> [FRAGMENTY REKORDÓW]:
━━━━━━━━

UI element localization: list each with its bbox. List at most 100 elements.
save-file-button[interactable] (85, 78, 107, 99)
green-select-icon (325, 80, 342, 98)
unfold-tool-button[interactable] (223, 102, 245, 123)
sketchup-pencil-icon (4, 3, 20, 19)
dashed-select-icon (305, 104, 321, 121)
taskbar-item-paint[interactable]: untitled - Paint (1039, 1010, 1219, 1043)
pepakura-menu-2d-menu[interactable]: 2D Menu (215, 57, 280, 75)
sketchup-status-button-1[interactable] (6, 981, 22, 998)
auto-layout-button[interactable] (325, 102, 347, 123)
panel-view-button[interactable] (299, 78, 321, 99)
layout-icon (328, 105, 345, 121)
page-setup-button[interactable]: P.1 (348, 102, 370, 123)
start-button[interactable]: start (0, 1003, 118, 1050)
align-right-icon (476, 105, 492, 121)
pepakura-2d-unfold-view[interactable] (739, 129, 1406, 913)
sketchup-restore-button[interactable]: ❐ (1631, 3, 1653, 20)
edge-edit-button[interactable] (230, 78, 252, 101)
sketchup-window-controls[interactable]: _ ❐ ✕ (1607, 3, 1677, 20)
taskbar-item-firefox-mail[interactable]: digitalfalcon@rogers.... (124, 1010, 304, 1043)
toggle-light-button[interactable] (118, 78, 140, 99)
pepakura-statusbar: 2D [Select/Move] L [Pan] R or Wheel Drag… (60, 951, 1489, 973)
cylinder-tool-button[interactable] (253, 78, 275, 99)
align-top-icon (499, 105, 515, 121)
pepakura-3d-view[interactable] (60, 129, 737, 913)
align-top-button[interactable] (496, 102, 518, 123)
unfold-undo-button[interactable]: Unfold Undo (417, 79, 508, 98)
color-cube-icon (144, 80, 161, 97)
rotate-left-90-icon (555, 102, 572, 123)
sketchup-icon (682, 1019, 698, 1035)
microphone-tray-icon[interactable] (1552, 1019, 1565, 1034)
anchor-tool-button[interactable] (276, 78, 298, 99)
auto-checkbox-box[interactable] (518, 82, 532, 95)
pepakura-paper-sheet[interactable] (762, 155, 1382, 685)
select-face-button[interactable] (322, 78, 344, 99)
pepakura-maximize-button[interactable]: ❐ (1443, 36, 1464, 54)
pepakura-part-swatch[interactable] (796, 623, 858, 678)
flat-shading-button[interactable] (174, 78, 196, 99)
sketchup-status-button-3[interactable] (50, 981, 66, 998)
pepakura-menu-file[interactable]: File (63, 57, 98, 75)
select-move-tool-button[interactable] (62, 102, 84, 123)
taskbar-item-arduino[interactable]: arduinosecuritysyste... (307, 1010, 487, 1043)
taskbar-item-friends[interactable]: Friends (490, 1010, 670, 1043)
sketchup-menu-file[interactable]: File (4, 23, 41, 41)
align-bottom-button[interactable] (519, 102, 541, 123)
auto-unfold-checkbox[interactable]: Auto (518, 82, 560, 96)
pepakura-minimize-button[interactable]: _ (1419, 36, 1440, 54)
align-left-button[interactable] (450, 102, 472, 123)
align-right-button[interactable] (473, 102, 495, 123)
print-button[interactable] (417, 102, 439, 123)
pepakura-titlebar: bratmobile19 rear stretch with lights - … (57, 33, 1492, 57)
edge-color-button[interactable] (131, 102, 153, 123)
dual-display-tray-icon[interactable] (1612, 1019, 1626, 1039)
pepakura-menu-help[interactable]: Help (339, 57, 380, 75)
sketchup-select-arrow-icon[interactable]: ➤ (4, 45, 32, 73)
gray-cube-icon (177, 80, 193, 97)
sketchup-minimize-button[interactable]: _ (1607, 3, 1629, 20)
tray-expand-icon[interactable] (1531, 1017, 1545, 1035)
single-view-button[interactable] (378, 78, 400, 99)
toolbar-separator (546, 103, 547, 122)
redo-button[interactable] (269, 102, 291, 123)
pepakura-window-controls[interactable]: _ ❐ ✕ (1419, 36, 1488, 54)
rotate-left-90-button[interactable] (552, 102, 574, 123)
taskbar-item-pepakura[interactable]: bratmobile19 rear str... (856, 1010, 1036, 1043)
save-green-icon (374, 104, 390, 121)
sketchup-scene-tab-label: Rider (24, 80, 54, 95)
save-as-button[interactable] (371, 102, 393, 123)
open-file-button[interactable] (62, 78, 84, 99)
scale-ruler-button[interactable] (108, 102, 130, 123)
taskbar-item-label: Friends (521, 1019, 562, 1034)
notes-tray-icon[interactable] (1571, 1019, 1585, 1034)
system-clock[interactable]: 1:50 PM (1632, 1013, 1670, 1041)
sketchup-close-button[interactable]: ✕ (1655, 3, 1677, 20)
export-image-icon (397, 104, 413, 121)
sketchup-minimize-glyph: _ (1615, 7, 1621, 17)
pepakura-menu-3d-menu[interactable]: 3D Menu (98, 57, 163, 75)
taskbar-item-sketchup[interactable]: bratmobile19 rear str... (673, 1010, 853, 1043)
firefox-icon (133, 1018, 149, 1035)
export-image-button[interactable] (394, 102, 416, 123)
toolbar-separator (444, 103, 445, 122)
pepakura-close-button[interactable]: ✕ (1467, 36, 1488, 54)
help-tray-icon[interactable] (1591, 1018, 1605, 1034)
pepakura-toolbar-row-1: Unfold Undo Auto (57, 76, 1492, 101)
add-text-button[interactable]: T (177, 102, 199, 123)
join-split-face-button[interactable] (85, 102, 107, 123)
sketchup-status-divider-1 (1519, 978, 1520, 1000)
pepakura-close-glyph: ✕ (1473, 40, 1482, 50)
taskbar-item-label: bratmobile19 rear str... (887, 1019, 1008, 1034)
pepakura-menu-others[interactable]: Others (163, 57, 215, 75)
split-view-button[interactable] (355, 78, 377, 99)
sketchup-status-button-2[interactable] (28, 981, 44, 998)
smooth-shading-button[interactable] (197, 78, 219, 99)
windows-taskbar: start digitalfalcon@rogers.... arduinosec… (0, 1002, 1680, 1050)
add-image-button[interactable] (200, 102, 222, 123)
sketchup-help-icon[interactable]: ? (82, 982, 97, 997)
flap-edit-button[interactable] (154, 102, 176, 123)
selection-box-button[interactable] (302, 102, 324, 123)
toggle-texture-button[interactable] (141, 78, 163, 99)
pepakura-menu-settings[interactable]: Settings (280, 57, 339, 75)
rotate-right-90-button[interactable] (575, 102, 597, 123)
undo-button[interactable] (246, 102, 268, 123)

━━━━━━━━

> [ZADANIE DO WYKONANIA]: Które wiersze z pozycji powyżej zawierają słowo „face”? Odfiltruj je i przepisz każdy w całości, uwzględniając wielkość liter.

> [ODPOWIEDŹ NA ZADANIE]:
select-face-button[interactable] (322, 78, 344, 99)
join-split-face-button[interactable] (85, 102, 107, 123)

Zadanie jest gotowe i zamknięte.